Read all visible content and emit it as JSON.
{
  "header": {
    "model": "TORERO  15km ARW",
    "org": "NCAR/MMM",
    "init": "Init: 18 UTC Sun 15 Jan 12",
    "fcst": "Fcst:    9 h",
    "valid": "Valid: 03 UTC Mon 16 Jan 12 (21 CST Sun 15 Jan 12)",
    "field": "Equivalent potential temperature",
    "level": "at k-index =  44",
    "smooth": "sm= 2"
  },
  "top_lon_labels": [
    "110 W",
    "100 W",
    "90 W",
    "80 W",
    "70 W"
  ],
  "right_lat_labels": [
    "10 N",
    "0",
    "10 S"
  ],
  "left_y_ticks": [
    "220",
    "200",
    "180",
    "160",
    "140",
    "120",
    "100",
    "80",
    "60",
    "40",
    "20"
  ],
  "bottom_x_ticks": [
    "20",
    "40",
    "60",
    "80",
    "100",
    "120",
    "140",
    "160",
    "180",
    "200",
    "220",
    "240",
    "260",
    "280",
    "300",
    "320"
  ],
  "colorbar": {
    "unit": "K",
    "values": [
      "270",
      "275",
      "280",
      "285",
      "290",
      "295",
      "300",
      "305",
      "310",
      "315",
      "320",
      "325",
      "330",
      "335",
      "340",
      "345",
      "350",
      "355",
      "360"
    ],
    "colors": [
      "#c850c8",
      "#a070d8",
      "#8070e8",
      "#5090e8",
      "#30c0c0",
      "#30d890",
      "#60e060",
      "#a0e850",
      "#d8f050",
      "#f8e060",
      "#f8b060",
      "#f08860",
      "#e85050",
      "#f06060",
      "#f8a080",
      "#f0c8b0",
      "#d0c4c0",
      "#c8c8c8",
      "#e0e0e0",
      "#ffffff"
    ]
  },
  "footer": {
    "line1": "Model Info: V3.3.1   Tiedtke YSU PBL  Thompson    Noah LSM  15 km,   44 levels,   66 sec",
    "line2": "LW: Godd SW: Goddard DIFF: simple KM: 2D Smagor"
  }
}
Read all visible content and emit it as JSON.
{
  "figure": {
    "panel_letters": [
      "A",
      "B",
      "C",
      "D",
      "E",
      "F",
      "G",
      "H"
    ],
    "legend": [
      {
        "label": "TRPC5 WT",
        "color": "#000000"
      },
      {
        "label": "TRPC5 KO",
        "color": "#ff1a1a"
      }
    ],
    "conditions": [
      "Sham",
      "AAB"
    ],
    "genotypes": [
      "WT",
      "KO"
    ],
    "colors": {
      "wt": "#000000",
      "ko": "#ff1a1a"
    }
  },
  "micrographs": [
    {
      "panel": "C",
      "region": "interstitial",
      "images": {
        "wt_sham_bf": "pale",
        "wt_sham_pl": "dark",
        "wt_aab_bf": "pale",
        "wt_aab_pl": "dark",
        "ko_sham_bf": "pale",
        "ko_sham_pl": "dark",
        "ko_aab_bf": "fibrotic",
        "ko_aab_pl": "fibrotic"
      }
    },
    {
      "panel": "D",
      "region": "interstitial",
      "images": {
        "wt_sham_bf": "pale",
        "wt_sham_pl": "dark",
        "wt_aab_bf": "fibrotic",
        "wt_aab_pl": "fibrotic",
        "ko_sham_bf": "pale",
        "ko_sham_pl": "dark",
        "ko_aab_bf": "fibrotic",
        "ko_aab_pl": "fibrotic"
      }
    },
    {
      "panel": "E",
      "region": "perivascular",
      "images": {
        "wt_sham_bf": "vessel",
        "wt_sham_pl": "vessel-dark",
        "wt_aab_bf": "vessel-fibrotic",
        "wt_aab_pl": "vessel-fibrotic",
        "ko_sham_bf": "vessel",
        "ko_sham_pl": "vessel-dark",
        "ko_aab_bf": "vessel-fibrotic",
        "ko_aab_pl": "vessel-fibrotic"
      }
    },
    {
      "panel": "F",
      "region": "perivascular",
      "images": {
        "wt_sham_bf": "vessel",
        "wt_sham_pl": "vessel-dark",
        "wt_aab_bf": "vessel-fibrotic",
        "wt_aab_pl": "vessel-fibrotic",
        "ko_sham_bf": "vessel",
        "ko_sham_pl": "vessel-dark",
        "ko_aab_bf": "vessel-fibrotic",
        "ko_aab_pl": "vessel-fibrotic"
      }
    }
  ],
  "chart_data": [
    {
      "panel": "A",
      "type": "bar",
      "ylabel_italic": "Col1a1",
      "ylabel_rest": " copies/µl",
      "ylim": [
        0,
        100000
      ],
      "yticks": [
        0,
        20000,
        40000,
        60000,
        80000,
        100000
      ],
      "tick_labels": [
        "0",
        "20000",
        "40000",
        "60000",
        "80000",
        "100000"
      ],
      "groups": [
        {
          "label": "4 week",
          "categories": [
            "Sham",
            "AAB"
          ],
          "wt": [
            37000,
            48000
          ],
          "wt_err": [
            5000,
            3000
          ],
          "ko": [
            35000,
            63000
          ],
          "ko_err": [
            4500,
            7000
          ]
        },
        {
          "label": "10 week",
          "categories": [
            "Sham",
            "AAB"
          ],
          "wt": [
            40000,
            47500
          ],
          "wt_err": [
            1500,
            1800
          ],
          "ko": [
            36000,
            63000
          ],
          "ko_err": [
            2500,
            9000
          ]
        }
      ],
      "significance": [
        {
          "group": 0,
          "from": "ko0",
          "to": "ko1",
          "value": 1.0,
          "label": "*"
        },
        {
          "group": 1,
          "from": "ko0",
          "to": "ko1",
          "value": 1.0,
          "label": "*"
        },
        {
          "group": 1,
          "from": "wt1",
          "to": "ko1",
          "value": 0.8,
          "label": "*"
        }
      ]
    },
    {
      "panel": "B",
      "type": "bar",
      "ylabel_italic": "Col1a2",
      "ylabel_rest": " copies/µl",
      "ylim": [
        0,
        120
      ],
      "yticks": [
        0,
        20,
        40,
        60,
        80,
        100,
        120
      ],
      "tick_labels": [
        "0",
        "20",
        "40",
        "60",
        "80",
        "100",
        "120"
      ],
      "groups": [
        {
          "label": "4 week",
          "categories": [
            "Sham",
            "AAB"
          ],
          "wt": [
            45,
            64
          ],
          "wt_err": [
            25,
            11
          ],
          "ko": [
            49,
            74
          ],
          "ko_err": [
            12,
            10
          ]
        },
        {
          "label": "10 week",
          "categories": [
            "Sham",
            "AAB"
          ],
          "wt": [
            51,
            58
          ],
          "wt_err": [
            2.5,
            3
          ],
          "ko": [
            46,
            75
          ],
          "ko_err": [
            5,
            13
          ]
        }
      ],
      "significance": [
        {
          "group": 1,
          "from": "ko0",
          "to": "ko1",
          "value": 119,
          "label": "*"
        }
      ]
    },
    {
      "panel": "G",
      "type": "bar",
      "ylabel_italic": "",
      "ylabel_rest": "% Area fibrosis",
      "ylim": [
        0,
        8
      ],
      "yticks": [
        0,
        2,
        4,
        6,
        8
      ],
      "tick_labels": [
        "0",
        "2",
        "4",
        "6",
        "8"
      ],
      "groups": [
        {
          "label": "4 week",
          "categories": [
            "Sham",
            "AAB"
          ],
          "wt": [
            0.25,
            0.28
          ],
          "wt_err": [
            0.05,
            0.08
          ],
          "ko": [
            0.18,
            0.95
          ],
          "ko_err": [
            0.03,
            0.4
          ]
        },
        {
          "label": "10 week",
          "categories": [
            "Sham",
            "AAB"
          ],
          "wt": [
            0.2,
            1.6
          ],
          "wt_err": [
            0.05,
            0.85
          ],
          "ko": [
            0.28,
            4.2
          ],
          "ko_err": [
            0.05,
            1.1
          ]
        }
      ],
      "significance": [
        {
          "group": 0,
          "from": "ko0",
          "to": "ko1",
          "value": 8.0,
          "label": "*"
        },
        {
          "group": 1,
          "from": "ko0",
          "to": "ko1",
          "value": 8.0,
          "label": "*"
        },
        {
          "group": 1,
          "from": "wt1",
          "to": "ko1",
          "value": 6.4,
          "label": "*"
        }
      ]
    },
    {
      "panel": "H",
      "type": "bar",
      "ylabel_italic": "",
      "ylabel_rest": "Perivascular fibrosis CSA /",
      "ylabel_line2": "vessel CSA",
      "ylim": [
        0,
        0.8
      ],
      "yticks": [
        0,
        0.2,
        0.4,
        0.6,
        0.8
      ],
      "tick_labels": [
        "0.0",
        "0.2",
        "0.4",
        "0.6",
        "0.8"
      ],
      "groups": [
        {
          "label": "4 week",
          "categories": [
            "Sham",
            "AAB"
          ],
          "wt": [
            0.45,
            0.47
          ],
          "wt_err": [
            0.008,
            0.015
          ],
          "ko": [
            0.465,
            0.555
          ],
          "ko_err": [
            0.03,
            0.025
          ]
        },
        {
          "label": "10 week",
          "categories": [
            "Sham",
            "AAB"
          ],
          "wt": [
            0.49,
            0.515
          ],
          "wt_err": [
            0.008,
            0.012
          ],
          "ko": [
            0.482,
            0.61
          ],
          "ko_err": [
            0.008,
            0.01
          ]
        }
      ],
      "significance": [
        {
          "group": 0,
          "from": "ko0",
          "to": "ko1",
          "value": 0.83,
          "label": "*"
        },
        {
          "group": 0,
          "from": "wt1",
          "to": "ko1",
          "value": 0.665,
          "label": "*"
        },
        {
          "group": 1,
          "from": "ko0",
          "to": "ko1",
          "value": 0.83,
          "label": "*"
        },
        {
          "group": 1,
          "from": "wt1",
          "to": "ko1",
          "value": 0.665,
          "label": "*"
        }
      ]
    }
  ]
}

◆ ◆ ◆

EXERCISE » Copy, from the material above, each line in which the string "fibrosis" occurs.

EXERCISE ANSWER »
      "ylabel_rest": "% Area fibrosis",
      "ylabel_rest": "Perivascular fibrosis CSA /",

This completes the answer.